** BEGIN Records to use **
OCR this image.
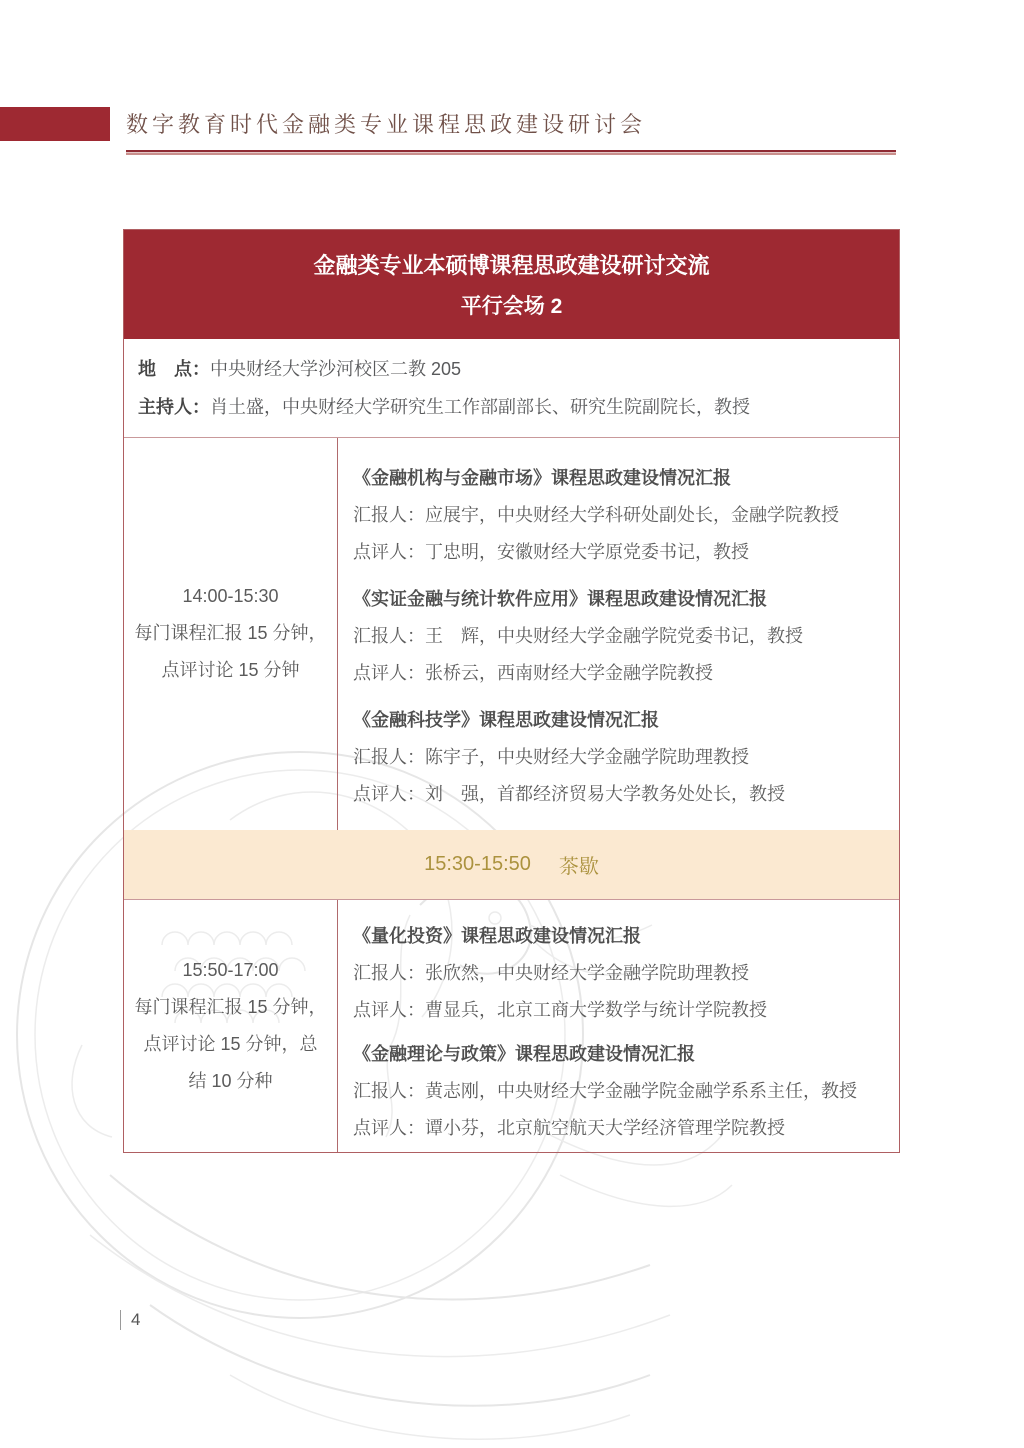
数字教育时代金融类专业课程思政建设研讨会
金融类专业本硕博课程思政建设研讨交流
平行会场 2
地　点：中央财经大学沙河校区二教 205
主持人：肖土盛，中央财经大学研究生工作部副部长、研究生院副院长，教授
14:00-15:30
每门课程汇报 15 分钟，
点评讨论 15 分钟

《金融机构与金融市场》课程思政建设情况汇报

汇报人：应展宇，中央财经大学科研处副处长，金融学院教授

点评人：丁忠明，安徽财经大学原党委书记，教授

《实证金融与统计软件应用》课程思政建设情况汇报

汇报人：王　辉，中央财经大学金融学院党委书记，教授

点评人：张桥云，西南财经大学金融学院教授

《金融科技学》课程思政建设情况汇报

汇报人：陈宇子，中央财经大学金融学院助理教授

点评人：刘　强，首都经济贸易大学教务处处长，教授

15:30-15:50 茶歇
15:50-17:00
每门课程汇报 15 分钟，
点评讨论 15 分钟，总
结 10 分种

《量化投资》课程思政建设情况汇报

汇报人：张欣然，中央财经大学金融学院助理教授

点评人：曹显兵，北京工商大学数学与统计学院教授

《金融理论与政策》课程思政建设情况汇报

汇报人：黄志刚，中央财经大学金融学院金融学系系主任，教授

点评人：谭小芬，北京航空航天大学经济管理学院教授

4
** END Records to use **
Given task: Above are records to transcribe exactly; leave their pictures out.

Response to this exercise:
OCR this image.
数字教育时代金融类专业课程思政建设研讨会
金融类专业本硕博课程思政建设研讨交流
平行会场 2
地　点：中央财经大学沙河校区二教 205
主持人：肖土盛，中央财经大学研究生工作部副部长、研究生院副院长，教授
14:00-15:30
每门课程汇报 15 分钟，
点评讨论 15 分钟

《金融机构与金融市场》课程思政建设情况汇报

汇报人：应展宇，中央财经大学科研处副处长，金融学院教授

点评人：丁忠明，安徽财经大学原党委书记，教授

《实证金融与统计软件应用》课程思政建设情况汇报

汇报人：王　辉，中央财经大学金融学院党委书记，教授

点评人：张桥云，西南财经大学金融学院教授

《金融科技学》课程思政建设情况汇报

汇报人：陈宇子，中央财经大学金融学院助理教授

点评人：刘　强，首都经济贸易大学教务处处长，教授

15:30-15:50 茶歇
15:50-17:00
每门课程汇报 15 分钟，
点评讨论 15 分钟，总
结 10 分种

《量化投资》课程思政建设情况汇报

汇报人：张欣然，中央财经大学金融学院助理教授

点评人：曹显兵，北京工商大学数学与统计学院教授

《金融理论与政策》课程思政建设情况汇报

汇报人：黄志刚，中央财经大学金融学院金融学系系主任，教授

点评人：谭小芬，北京航空航天大学经济管理学院教授

4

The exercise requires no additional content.